Retype the records below word for word and omit any image.
**********
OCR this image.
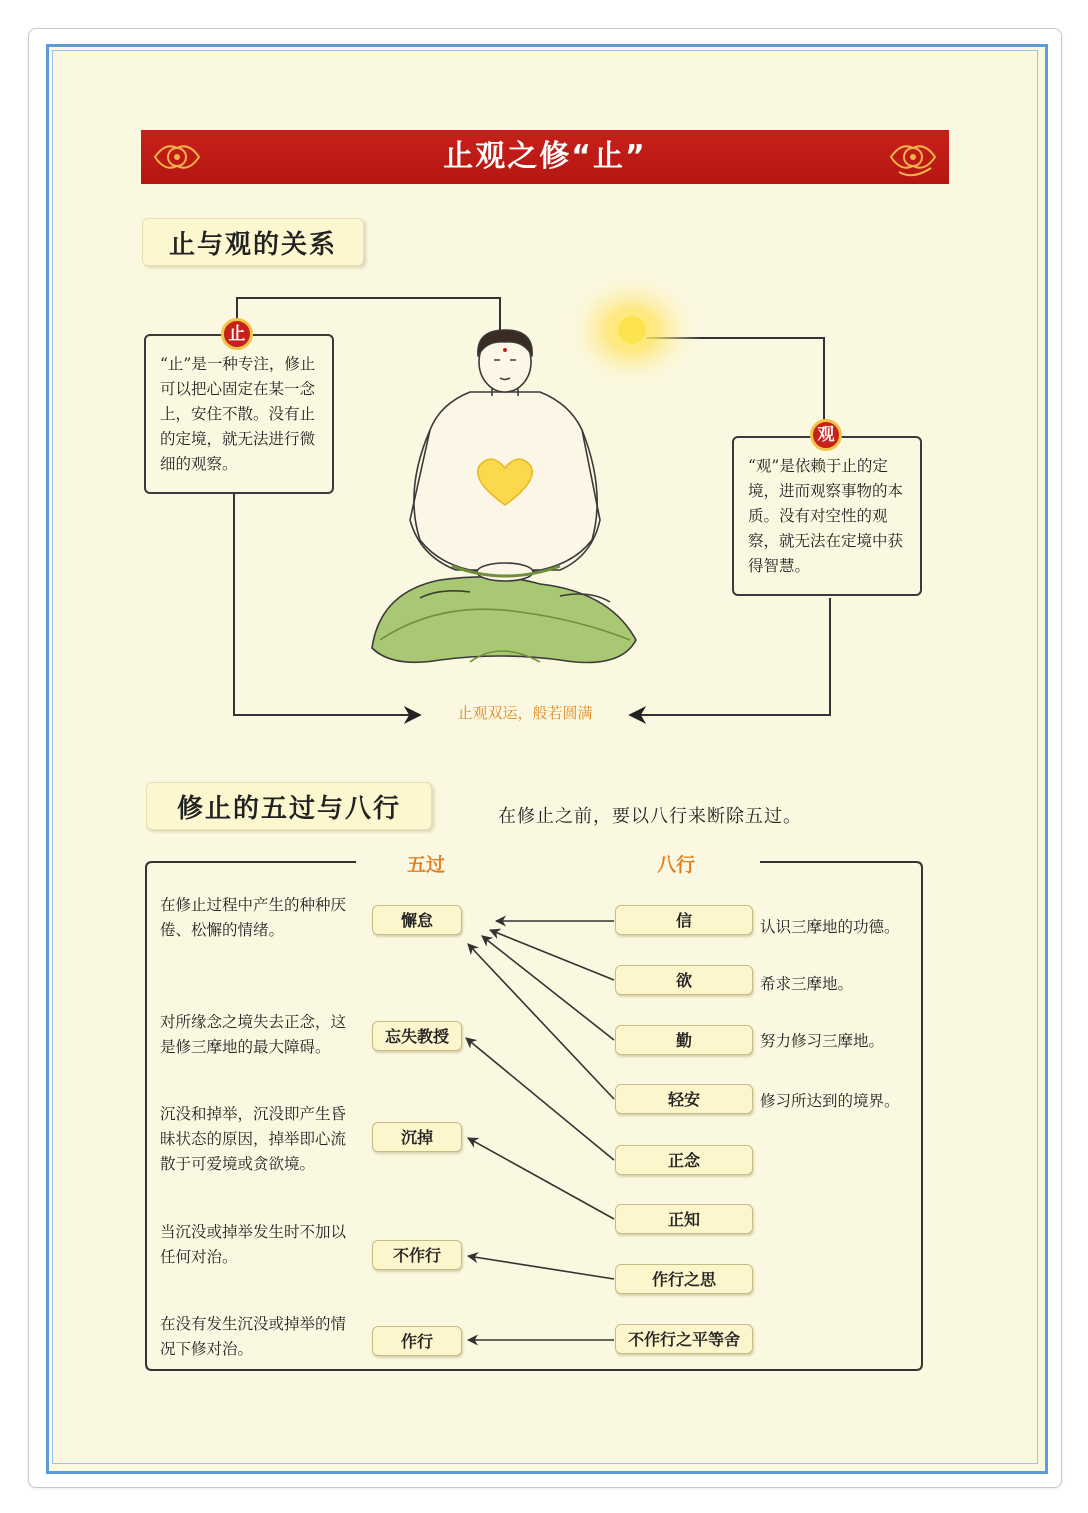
止观之修“止”
止与观的关系
“止”是一种专注，修止可以把心固定在某一念上，安住不散。没有止的定境，就无法进行微细的观察。
止
“观”是依赖于止的定境，进而观察事物的本质。没有对空性的观察，就无法在定境中获得智慧。
观
止观双运，般若圆满
修止的五过与八行	在修止之前，要以八行来断除五过。
五过	八行
在修止过程中产生的种种厌倦、松懈的情绪。
对所缘念之境失去正念，这是修三摩地的最大障碍。
沉没和掉举，沉没即产生昏昧状态的原因，掉举即心流散于可爱境或贪欲境。
当沉没或掉举发生时不加以任何对治。
在没有发生沉没或掉举的情况下修对治。
懈怠
忘失教授
沉掉
不作行
作行
信
欲
勤
轻安
正念
正知
作行之思
不作行之平等舍
认识三摩地的功德。
希求三摩地。
努力修习三摩地。
修习所达到的境界。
**********
## Full solution
OCR this image.
止观之修“止”
止与观的关系
“止”是一种专注，修止可以把心固定在某一念上，安住不散。没有止的定境，就无法进行微细的观察。
止
“观”是依赖于止的定境，进而观察事物的本质。没有对空性的观察，就无法在定境中获得智慧。
观
止观双运，般若圆满
修止的五过与八行	在修止之前，要以八行来断除五过。
五过	八行
在修止过程中产生的种种厌倦、松懈的情绪。
对所缘念之境失去正念，这是修三摩地的最大障碍。
沉没和掉举，沉没即产生昏昧状态的原因，掉举即心流散于可爱境或贪欲境。
当沉没或掉举发生时不加以任何对治。
在没有发生沉没或掉举的情况下修对治。
懈怠
忘失教授
沉掉
不作行
作行
信
欲
勤
轻安
正念
正知
作行之思
不作行之平等舍
认识三摩地的功德。
希求三摩地。
努力修习三摩地。
修习所达到的境界。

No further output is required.